[Records shown start]

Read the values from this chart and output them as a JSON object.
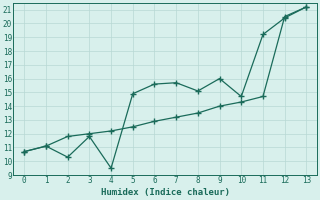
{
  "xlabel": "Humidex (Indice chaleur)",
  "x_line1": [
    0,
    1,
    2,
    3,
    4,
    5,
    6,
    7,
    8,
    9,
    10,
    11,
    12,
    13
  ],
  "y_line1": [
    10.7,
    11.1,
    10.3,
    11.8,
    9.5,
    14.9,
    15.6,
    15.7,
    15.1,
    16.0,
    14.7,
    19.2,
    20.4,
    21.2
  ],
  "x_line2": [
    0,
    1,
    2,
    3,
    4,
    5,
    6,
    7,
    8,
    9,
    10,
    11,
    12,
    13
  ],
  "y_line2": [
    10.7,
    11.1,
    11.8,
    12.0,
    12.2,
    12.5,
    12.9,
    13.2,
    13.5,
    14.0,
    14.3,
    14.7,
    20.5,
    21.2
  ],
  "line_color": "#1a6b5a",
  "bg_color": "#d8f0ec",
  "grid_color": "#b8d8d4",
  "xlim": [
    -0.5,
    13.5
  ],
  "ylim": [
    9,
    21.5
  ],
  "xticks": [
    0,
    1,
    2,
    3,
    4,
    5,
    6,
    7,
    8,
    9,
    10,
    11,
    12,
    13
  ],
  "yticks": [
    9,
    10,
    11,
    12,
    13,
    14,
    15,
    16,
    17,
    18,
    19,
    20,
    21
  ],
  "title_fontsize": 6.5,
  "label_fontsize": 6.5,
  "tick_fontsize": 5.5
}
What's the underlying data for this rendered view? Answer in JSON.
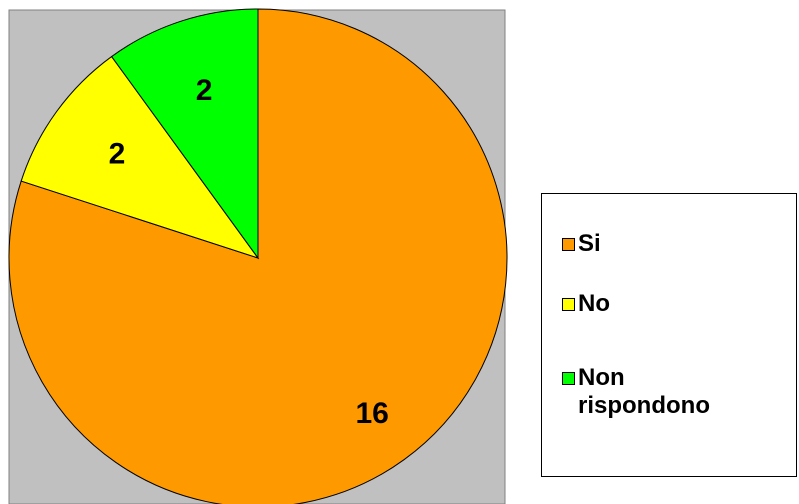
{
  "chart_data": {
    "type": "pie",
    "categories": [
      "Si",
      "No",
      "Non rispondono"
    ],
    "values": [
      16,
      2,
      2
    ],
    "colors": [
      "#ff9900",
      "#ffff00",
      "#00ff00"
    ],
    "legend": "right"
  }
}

[Records shown end]

Set the entries down again exactly. Do not include the images.

=== Written response ===
Read the values from this chart and output them as a JSON object.
{
  "xlabel": "Humidex (Indice chaleur)",
  "x_line1": [
    0,
    1,
    2,
    3,
    4,
    5,
    6,
    7,
    8,
    9,
    10,
    11,
    12,
    13
  ],
  "y_line1": [
    10.7,
    11.1,
    10.3,
    11.8,
    9.5,
    14.9,
    15.6,
    15.7,
    15.1,
    16.0,
    14.7,
    19.2,
    20.4,
    21.2
  ],
  "x_line2": [
    0,
    1,
    2,
    3,
    4,
    5,
    6,
    7,
    8,
    9,
    10,
    11,
    12,
    13
  ],
  "y_line2": [
    10.7,
    11.1,
    11.8,
    12.0,
    12.2,
    12.5,
    12.9,
    13.2,
    13.5,
    14.0,
    14.3,
    14.7,
    20.5,
    21.2
  ],
  "line_color": "#1a6b5a",
  "bg_color": "#d8f0ec",
  "grid_color": "#b8d8d4",
  "xlim": [
    -0.5,
    13.5
  ],
  "ylim": [
    9,
    21.5
  ],
  "xticks": [
    0,
    1,
    2,
    3,
    4,
    5,
    6,
    7,
    8,
    9,
    10,
    11,
    12,
    13
  ],
  "yticks": [
    9,
    10,
    11,
    12,
    13,
    14,
    15,
    16,
    17,
    18,
    19,
    20,
    21
  ],
  "title_fontsize": 6.5,
  "label_fontsize": 6.5,
  "tick_fontsize": 5.5
}
What's the underlying data for this rendered view? Answer in JSON.
{
  "chart_data": {
    "type": "pie",
    "categories": [
      "Si",
      "No",
      "Non rispondono"
    ],
    "values": [
      16,
      2,
      2
    ],
    "colors": [
      "#ff9900",
      "#ffff00",
      "#00ff00"
    ],
    "legend": "right"
  }
}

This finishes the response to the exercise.